▶ [Collected data]:
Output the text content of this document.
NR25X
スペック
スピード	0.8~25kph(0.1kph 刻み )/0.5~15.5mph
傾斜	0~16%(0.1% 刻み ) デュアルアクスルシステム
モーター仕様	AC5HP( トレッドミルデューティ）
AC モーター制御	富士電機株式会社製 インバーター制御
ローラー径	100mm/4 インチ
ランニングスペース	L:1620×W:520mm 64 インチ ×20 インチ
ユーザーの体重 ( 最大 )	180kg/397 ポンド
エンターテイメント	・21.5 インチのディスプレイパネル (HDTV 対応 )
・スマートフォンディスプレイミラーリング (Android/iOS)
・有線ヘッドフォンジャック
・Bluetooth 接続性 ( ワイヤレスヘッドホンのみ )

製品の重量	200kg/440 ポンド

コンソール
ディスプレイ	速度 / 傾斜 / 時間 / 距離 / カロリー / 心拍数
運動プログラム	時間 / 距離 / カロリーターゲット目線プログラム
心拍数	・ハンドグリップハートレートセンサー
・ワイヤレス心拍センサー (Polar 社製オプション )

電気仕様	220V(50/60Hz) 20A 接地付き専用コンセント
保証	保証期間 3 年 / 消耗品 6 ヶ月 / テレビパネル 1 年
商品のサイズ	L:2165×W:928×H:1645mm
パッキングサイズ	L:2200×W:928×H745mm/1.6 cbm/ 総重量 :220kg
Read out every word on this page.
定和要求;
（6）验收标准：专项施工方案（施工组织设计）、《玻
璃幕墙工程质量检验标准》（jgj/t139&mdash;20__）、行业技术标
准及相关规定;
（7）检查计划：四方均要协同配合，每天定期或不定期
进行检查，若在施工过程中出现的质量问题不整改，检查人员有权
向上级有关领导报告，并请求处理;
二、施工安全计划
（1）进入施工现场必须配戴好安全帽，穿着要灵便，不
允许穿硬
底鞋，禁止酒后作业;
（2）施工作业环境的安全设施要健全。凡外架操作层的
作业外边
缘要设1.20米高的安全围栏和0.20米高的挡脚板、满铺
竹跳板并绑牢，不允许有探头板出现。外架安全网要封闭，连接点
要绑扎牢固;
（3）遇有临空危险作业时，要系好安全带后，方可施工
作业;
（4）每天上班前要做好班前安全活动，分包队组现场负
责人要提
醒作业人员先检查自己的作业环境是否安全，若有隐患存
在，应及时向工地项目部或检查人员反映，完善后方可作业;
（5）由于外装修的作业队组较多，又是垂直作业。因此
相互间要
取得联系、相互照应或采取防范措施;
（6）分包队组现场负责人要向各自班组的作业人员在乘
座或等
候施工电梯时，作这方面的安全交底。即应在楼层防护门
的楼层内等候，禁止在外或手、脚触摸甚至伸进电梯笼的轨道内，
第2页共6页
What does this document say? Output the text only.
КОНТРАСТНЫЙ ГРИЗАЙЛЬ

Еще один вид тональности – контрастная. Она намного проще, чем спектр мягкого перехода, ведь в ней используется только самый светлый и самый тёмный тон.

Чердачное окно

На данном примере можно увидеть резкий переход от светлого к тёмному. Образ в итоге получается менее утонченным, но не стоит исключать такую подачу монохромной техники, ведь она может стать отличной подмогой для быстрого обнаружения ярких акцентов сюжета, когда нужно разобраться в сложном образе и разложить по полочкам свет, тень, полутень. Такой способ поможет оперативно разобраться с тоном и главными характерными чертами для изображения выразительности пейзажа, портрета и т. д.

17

▶ [WHAT TO PRODUCE]:
Repeat only the stretch of lines that begins at the line containing "Read out every word on this page." and ends at the last line above, both included.

▶ [OUTPUT OF THE TASK]:
Read out every word on this page.
定和要求;
（6）验收标准：专项施工方案（施工组织设计）、《玻
璃幕墙工程质量检验标准》（jgj/t139&mdash;20__）、行业技术标
准及相关规定;
（7）检查计划：四方均要协同配合，每天定期或不定期
进行检查，若在施工过程中出现的质量问题不整改，检查人员有权
向上级有关领导报告，并请求处理;
二、施工安全计划
（1）进入施工现场必须配戴好安全帽，穿着要灵便，不
允许穿硬
底鞋，禁止酒后作业;
（2）施工作业环境的安全设施要健全。凡外架操作层的
作业外边
缘要设1.20米高的安全围栏和0.20米高的挡脚板、满铺
竹跳板并绑牢，不允许有探头板出现。外架安全网要封闭，连接点
要绑扎牢固;
（3）遇有临空危险作业时，要系好安全带后，方可施工
作业;
（4）每天上班前要做好班前安全活动，分包队组现场负
责人要提
醒作业人员先检查自己的作业环境是否安全，若有隐患存
在，应及时向工地项目部或检查人员反映，完善后方可作业;
（5）由于外装修的作业队组较多，又是垂直作业。因此
相互间要
取得联系、相互照应或采取防范措施;
（6）分包队组现场负责人要向各自班组的作业人员在乘
座或等
候施工电梯时，作这方面的安全交底。即应在楼层防护门
的楼层内等候，禁止在外或手、脚触摸甚至伸进电梯笼的轨道内，
第2页共6页
What does this document say? Output the text only.
КОНТРАСТНЫЙ ГРИЗАЙЛЬ

Еще один вид тональности – контрастная. Она намного проще, чем спектр мягкого перехода, ведь в ней используется только самый светлый и самый тёмный тон.

Чердачное окно

На данном примере можно увидеть резкий переход от светлого к тёмному. Образ в итоге получается менее утонченным, но не стоит исключать такую подачу монохромной техники, ведь она может стать отличной подмогой для быстрого обнаружения ярких акцентов сюжета, когда нужно разобраться в сложном образе и разложить по полочкам свет, тень, полутень. Такой способ поможет оперативно разобраться с тоном и главными характерными чертами для изображения выразительности пейзажа, портрета и т. д.

17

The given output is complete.